▶ **Solicitação escrita**:
Relacione as formas de manifestação das barreiras mencionadas no texto extraído abaixo.

▶ **Texto extraído**:
..........

Criso, sua posição é rara; no mínimo, incomum, e se vc não se importar eu gostaria de explorar mais esse seu resultado de transcendência das limitações que você enxergava no ateísmo.
Olá, Fred! Tudo bem? Sem problemas. Primeiramente, eu poderia dizer que minha participação aqui no fórum sempre teve o intuito de pincelar uma espécie de
psicanálise do ateísmo, ou seja, mapear quais são os condicionamentos e motivações que levam alguém a rejeitar a experiência mística do sagrado.
Primeiro, eu gostaria que você detalhasse exatamente precisamente quais são essas limitações, de forma mais específica do que "barreiras psicológicas, conceituais e linguísticas". Corte metodológico; eu quero delinear exatamente o objeto da conversa.
Pelo que observei até hoje, a principal forma de manifestação destas barreiras é: trauma, preconceito e pensamento circular. A barreira do trauma, mais rara e específica, se enraíza a partir de experiências negativas e opressoras da vivência religiosa. Daqui se origina um ateísmo menos pensado, menos
raciocinado, muito mais ancorado em sentimentos internos de revolta e rebeldia do que em uma busca filosófica e científica da verdade. Essa forma de ateísmo é mais recorrente entre adolescentes, militantes ideológicos e pessoas diretamente oprimidas pelo moralismo religioso. A barreira do preconceito, bem mais ampla e habitual do que a primeira, consiste na cristalização mental de associações intrínsecas entre sagrado e ignorância/superstição/hipocrisia/etc. Para este tipo de ateu, ser ignorante/supersticioso/hipócrita/etc é uma condição sine qua non para o envolvimento com o sagrado. Este já é o caso de vários usuários aqui do fórum, que dão à sua rejeição do sagrado ares de uma pseudointelectualidade arrogante e apontam com dedos acusadores para o sagrado como quixotes lutando contra moinhos de vento. A terceira barreira é a circular, na qual o ateu desconhece o sagrado por não experimentá-lo. Em outras palavras, ele considera a experiência inexistente a priori e por isso não tem motivação para buscá-la como algo real,
Gorducho me apontou para isso. Esse é o caso, por exemplo, do usuário
Fernando Silva, que desacredita porque nunca experimentou. Para este tipo de ateu, a dimensão do sagrado no homem inexiste, e qualquer relato ou atributo referente a estas esferas sutis da experiência humana lhe soa vão e vago. Agora, apesar de ser uma pequeníssima minoria, existem também ateus que não foram condicionados. Estes últimos são aqueles que, mesmo tendo estudado e conhecido a dimensão do sagrado, deliberadamente optam por não aderir a uma tradição mística ou religiosa, e sua postura agnóstica e irreligiosa é uma
opção (e não um condicionamento), como é o caso dos usuários
Eremita,
El Elyon e
Sergiomgbr. Contra eles, não tenho absolutamente nada para discutir ou argumentar. Perambulam por aí o Buckaroo, Gigaview e Alquimista também. São pessoas que
escolhem ser ateias. Pensam ser o caso de todos, mas não é. A grande maioria é simplesmente condicionada, preconceituosa ou inepta.

..........

▶ **Seção de dados**:
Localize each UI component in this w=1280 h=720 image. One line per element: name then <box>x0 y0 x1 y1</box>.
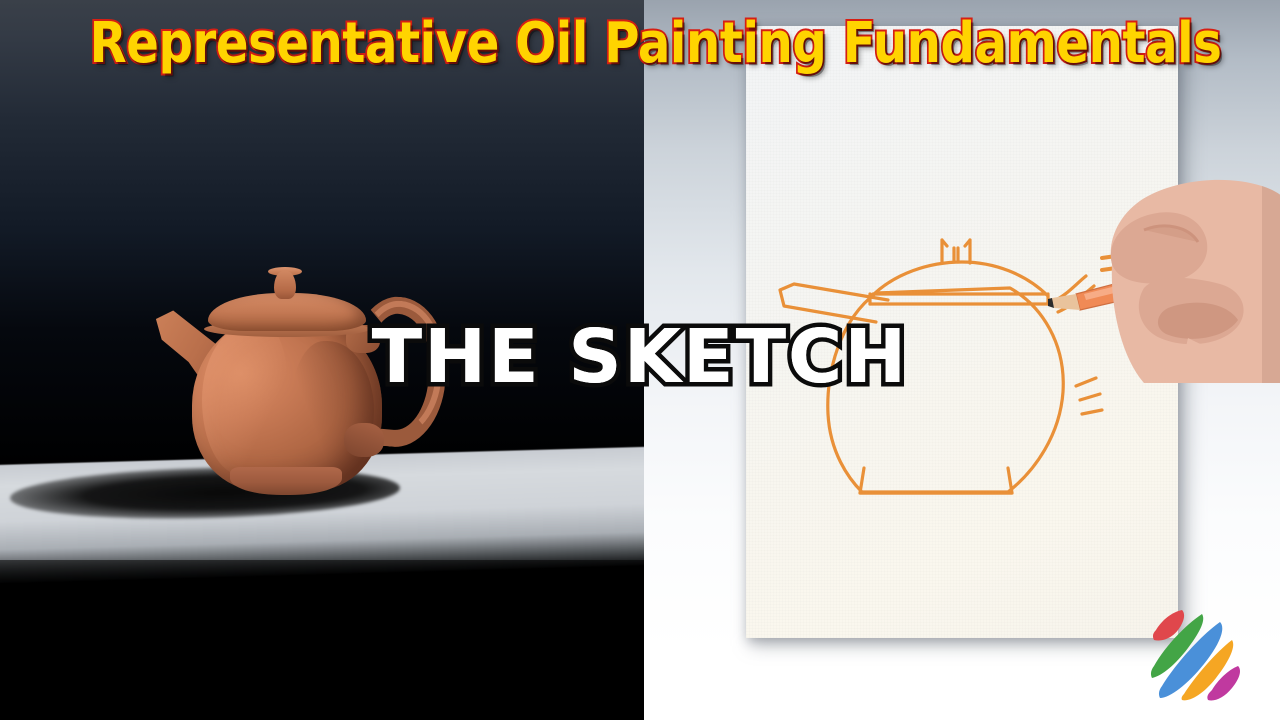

..........

▶ **Solução do exercício**:
- Trauma
- Preconceito
- Pensamento circular